Transcribe the listing that follows in full, omitting pictures.

--- The records ---

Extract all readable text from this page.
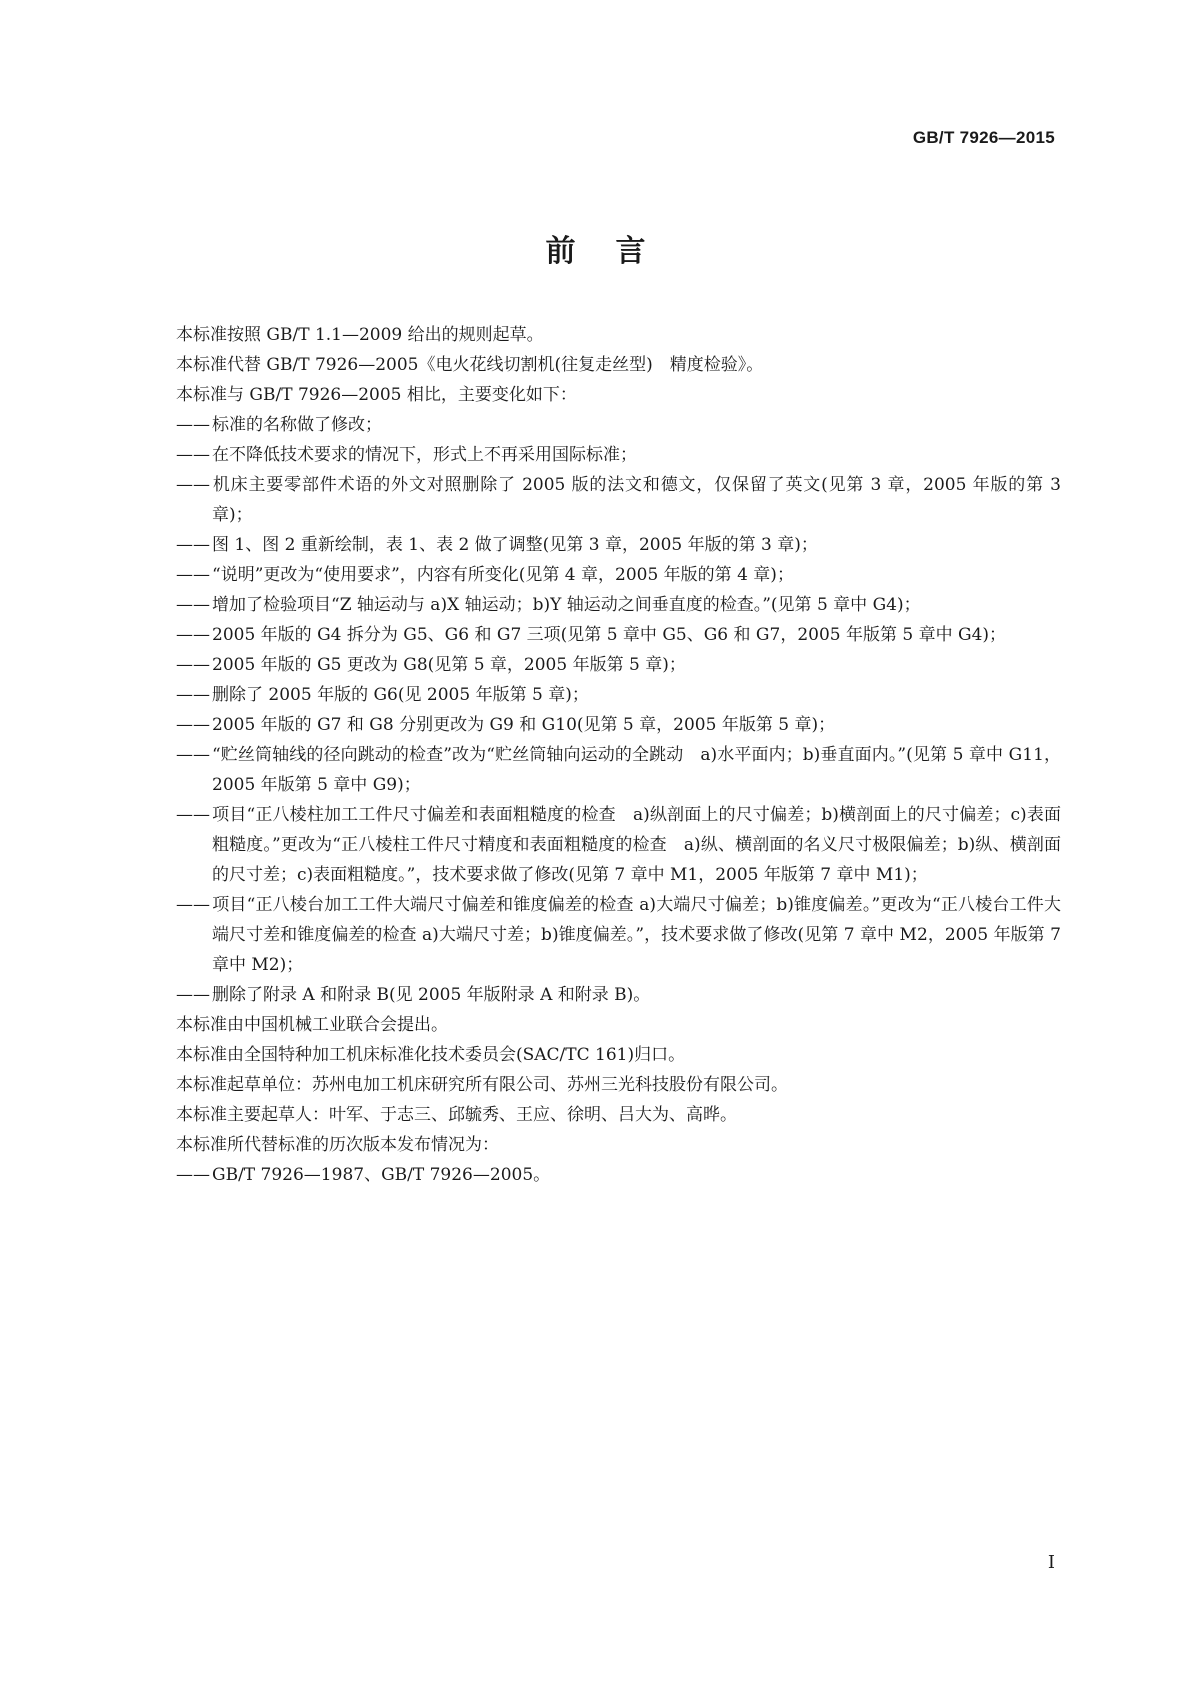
GB/T 7926—2015
前言

本标准按照 GB/T 1.1—2009 给出的规则起草。

本标准代替 GB/T 7926—2005《电火花线切割机(往复走丝型)　精度检验》。

本标准与 GB/T 7926—2005 相比，主要变化如下：

—— 标准的名称做了修改；

—— 在不降低技术要求的情况下，形式上不再采用国际标准；

—— 机床主要零部件术语的外文对照删除了 2005 版的法文和德文，仅保留了英文(见第 3 章，2005 年版的第 3 章)；

—— 图 1、图 2 重新绘制，表 1、表 2 做了调整(见第 3 章，2005 年版的第 3 章)；

—— “说明”更改为“使用要求”，内容有所变化(见第 4 章，2005 年版的第 4 章)；

—— 增加了检验项目“Z 轴运动与 a)X 轴运动；b)Y 轴运动之间垂直度的检查。”(见第 5 章中 G4)；

—— 2005 年版的 G4 拆分为 G5、G6 和 G7 三项(见第 5 章中 G5、G6 和 G7，2005 年版第 5 章中 G4)；

—— 2005 年版的 G5 更改为 G8(见第 5 章，2005 年版第 5 章)；

—— 删除了 2005 年版的 G6(见 2005 年版第 5 章)；

—— 2005 年版的 G7 和 G8 分别更改为 G9 和 G10(见第 5 章，2005 年版第 5 章)；

—— “贮丝筒轴线的径向跳动的检查”改为“贮丝筒轴向运动的全跳动　a)水平面内；b)垂直面内。”(见第 5 章中 G11，2005 年版第 5 章中 G9)；

—— 项目“正八棱柱加工工件尺寸偏差和表面粗糙度的检查　a)纵剖面上的尺寸偏差；b)横剖面上的尺寸偏差；c)表面粗糙度。”更改为“正八棱柱工件尺寸精度和表面粗糙度的检查　a)纵、横剖面的名义尺寸极限偏差；b)纵、横剖面的尺寸差；c)表面粗糙度。”，技术要求做了修改(见第 7 章中 M1，2005 年版第 7 章中 M1)；

—— 项目“正八棱台加工工件大端尺寸偏差和锥度偏差的检查 a)大端尺寸偏差；b)锥度偏差。”更改为“正八棱台工件大端尺寸差和锥度偏差的检查 a)大端尺寸差；b)锥度偏差。”，技术要求做了修改(见第 7 章中 M2，2005 年版第 7 章中 M2)；

—— 删除了附录 A 和附录 B(见 2005 年版附录 A 和附录 B)。

本标准由中国机械工业联合会提出。

本标准由全国特种加工机床标准化技术委员会(SAC/TC 161)归口。

本标准起草单位：苏州电加工机床研究所有限公司、苏州三光科技股份有限公司。

本标准主要起草人：叶军、于志三、邱毓秀、王应、徐明、吕大为、高晔。

本标准所代替标准的历次版本发布情况为：

—— GB/T 7926—1987、GB/T 7926—2005。

I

---

▸ Answer to this problem
Extract all readable text from this page.
GB/T 7926—2015
前言

本标准按照 GB/T 1.1—2009 给出的规则起草。

本标准代替 GB/T 7926—2005《电火花线切割机(往复走丝型)　精度检验》。

本标准与 GB/T 7926—2005 相比，主要变化如下：

—— 标准的名称做了修改；

—— 在不降低技术要求的情况下，形式上不再采用国际标准；

—— 机床主要零部件术语的外文对照删除了 2005 版的法文和德文，仅保留了英文(见第 3 章，2005 年版的第 3 章)；

—— 图 1、图 2 重新绘制，表 1、表 2 做了调整(见第 3 章，2005 年版的第 3 章)；

—— “说明”更改为“使用要求”，内容有所变化(见第 4 章，2005 年版的第 4 章)；

—— 增加了检验项目“Z 轴运动与 a)X 轴运动；b)Y 轴运动之间垂直度的检查。”(见第 5 章中 G4)；

—— 2005 年版的 G4 拆分为 G5、G6 和 G7 三项(见第 5 章中 G5、G6 和 G7，2005 年版第 5 章中 G4)；

—— 2005 年版的 G5 更改为 G8(见第 5 章，2005 年版第 5 章)；

—— 删除了 2005 年版的 G6(见 2005 年版第 5 章)；

—— 2005 年版的 G7 和 G8 分别更改为 G9 和 G10(见第 5 章，2005 年版第 5 章)；

—— “贮丝筒轴线的径向跳动的检查”改为“贮丝筒轴向运动的全跳动　a)水平面内；b)垂直面内。”(见第 5 章中 G11，2005 年版第 5 章中 G9)；

—— 项目“正八棱柱加工工件尺寸偏差和表面粗糙度的检查　a)纵剖面上的尺寸偏差；b)横剖面上的尺寸偏差；c)表面粗糙度。”更改为“正八棱柱工件尺寸精度和表面粗糙度的检查　a)纵、横剖面的名义尺寸极限偏差；b)纵、横剖面的尺寸差；c)表面粗糙度。”，技术要求做了修改(见第 7 章中 M1，2005 年版第 7 章中 M1)；

—— 项目“正八棱台加工工件大端尺寸偏差和锥度偏差的检查 a)大端尺寸偏差；b)锥度偏差。”更改为“正八棱台工件大端尺寸差和锥度偏差的检查 a)大端尺寸差；b)锥度偏差。”，技术要求做了修改(见第 7 章中 M2，2005 年版第 7 章中 M2)；

—— 删除了附录 A 和附录 B(见 2005 年版附录 A 和附录 B)。

本标准由中国机械工业联合会提出。

本标准由全国特种加工机床标准化技术委员会(SAC/TC 161)归口。

本标准起草单位：苏州电加工机床研究所有限公司、苏州三光科技股份有限公司。

本标准主要起草人：叶军、于志三、邱毓秀、王应、徐明、吕大为、高晔。

本标准所代替标准的历次版本发布情况为：

—— GB/T 7926—1987、GB/T 7926—2005。

I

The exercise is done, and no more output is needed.